### Aim
State the number of lines where "documento" appears. Add nothing else.
___ Extracted entries
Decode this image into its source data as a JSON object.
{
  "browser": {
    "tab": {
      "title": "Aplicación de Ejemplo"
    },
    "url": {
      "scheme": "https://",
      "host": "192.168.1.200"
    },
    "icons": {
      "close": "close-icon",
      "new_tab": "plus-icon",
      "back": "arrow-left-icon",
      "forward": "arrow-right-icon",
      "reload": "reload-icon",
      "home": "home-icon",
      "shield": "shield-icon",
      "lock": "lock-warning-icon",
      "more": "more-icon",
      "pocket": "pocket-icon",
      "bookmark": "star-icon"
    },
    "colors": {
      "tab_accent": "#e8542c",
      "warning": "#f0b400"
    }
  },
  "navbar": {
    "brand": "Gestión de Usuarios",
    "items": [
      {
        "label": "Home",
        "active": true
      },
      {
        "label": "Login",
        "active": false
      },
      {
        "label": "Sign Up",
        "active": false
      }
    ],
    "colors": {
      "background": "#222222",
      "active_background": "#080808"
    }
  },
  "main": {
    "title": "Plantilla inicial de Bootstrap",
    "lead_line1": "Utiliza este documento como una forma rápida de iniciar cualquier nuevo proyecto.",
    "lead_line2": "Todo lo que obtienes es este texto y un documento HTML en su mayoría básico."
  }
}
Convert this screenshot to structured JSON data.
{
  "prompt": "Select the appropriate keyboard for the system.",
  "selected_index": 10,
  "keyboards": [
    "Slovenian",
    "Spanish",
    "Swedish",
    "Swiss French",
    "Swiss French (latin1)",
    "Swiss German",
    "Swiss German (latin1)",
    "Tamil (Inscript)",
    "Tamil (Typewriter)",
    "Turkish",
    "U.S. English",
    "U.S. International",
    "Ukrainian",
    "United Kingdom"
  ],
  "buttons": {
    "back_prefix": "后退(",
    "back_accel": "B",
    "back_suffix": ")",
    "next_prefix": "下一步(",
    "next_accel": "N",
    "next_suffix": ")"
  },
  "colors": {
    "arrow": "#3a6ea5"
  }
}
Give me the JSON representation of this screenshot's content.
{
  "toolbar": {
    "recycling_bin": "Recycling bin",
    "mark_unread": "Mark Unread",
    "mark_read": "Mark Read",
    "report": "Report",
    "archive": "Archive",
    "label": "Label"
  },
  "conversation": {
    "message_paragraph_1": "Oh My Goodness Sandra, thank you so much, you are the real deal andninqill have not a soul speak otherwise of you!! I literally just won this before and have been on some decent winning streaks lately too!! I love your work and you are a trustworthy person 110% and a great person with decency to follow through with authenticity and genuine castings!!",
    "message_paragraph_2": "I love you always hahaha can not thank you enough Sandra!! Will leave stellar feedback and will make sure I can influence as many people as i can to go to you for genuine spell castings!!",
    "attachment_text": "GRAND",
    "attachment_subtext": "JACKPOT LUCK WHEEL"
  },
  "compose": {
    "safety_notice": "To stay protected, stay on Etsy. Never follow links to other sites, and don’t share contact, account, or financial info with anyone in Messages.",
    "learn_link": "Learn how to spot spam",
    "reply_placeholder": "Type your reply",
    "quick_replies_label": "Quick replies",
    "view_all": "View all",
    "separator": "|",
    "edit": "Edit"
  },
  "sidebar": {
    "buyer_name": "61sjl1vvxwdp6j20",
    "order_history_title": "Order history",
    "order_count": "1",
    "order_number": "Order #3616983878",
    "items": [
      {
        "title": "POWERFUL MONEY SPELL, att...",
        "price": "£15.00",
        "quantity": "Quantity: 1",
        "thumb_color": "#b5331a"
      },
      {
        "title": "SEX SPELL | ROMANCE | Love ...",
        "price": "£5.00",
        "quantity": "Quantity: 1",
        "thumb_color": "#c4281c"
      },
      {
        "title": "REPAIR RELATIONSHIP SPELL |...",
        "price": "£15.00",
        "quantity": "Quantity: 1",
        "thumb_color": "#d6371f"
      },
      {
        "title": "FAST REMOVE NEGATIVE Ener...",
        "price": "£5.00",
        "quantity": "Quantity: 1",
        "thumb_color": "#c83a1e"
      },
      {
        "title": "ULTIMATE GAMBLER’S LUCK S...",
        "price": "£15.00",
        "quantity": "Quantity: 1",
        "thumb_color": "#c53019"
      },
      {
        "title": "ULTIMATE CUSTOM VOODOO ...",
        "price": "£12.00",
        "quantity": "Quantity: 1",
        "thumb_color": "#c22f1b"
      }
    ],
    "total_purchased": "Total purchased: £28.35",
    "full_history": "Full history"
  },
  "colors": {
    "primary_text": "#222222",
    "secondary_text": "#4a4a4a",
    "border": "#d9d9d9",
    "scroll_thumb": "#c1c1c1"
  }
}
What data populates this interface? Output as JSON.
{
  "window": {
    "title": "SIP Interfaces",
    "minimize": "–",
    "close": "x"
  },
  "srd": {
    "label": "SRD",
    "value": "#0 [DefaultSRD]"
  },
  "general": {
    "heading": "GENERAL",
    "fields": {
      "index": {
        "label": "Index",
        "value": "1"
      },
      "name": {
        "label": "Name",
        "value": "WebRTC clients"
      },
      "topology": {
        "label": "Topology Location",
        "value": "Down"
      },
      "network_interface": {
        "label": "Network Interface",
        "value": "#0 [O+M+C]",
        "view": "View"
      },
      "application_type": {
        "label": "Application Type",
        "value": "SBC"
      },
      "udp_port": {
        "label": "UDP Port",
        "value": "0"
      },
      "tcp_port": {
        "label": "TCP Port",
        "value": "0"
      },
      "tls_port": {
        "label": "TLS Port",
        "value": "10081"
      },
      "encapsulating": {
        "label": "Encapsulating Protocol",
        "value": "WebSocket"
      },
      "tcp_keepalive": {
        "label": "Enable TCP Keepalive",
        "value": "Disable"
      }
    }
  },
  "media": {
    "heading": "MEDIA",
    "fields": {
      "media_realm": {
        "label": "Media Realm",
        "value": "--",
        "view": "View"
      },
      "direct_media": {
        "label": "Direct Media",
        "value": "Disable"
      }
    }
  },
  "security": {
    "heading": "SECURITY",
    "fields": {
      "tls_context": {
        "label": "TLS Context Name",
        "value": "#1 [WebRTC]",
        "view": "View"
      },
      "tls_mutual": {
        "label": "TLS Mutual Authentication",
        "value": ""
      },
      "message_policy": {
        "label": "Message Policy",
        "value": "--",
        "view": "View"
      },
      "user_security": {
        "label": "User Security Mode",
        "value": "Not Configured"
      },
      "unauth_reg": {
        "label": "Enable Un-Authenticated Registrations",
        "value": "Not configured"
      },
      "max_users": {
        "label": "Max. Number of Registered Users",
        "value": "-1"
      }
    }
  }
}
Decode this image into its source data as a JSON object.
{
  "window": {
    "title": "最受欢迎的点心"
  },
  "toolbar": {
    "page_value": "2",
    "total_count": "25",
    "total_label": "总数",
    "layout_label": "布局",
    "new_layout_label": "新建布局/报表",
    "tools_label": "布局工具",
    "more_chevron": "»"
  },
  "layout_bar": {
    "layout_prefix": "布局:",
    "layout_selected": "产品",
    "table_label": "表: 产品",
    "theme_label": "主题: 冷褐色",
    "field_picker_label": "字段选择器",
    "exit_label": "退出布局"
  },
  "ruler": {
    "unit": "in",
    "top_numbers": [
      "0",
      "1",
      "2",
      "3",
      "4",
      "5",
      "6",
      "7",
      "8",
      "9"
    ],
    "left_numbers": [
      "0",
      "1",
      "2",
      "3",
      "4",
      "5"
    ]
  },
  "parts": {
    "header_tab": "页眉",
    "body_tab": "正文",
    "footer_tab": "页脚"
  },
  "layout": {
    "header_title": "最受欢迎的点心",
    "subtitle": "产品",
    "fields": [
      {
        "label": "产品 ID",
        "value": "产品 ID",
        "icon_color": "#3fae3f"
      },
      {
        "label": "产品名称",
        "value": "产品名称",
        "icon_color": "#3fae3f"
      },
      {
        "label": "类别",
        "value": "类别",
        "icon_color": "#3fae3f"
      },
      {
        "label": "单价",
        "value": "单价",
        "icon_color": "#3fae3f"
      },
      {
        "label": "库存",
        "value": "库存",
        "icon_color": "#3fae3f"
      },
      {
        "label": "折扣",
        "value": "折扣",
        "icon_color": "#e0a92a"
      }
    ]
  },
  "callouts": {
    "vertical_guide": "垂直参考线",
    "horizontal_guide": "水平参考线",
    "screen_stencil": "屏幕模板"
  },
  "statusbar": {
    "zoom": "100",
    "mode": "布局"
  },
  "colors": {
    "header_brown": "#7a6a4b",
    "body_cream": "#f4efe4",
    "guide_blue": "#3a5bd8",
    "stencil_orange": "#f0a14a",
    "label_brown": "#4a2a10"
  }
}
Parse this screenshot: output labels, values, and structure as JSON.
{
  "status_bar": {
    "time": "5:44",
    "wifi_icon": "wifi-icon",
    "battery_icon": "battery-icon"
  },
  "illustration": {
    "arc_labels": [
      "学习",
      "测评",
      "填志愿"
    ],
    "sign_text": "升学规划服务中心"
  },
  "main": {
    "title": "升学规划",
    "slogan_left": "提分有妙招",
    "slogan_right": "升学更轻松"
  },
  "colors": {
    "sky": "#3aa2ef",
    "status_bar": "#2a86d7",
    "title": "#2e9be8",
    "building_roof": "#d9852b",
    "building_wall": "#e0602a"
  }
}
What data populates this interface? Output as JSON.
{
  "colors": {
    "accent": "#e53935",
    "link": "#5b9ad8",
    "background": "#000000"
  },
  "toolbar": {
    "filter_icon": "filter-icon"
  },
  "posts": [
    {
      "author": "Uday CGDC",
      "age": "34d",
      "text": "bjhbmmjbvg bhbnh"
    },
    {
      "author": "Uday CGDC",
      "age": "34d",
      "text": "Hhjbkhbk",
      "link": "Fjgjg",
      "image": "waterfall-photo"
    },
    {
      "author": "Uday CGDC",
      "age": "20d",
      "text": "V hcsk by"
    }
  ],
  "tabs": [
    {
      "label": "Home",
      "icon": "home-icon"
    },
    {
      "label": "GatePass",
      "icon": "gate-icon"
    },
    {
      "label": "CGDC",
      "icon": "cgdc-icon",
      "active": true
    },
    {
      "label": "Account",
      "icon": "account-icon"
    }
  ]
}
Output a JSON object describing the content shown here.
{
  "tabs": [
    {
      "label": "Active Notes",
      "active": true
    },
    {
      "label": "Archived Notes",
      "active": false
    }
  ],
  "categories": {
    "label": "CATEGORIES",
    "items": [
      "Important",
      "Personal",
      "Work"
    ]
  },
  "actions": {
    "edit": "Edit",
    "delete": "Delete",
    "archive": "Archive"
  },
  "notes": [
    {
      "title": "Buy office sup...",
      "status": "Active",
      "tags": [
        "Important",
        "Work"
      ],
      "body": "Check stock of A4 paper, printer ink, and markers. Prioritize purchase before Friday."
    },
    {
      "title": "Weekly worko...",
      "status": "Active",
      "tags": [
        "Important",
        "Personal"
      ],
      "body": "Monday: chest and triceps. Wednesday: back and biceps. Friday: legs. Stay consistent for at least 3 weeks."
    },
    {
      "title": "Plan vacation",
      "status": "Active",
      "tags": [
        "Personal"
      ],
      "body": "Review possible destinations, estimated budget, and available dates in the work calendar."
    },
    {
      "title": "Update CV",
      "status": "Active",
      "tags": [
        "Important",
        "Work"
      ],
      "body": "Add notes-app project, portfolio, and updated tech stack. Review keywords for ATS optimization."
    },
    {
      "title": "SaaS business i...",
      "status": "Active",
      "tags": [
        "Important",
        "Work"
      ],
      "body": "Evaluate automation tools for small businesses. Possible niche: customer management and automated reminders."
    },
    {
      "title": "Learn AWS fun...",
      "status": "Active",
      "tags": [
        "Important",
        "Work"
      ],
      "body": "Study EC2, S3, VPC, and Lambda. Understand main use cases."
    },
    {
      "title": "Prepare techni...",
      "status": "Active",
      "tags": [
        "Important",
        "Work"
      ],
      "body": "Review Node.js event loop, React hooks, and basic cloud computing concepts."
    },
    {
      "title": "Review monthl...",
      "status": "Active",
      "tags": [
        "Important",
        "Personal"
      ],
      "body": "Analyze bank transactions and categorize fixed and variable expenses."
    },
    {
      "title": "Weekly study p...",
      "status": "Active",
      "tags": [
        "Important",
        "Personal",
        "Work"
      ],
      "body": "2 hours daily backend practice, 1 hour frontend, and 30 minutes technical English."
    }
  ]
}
______
### Output for this task
2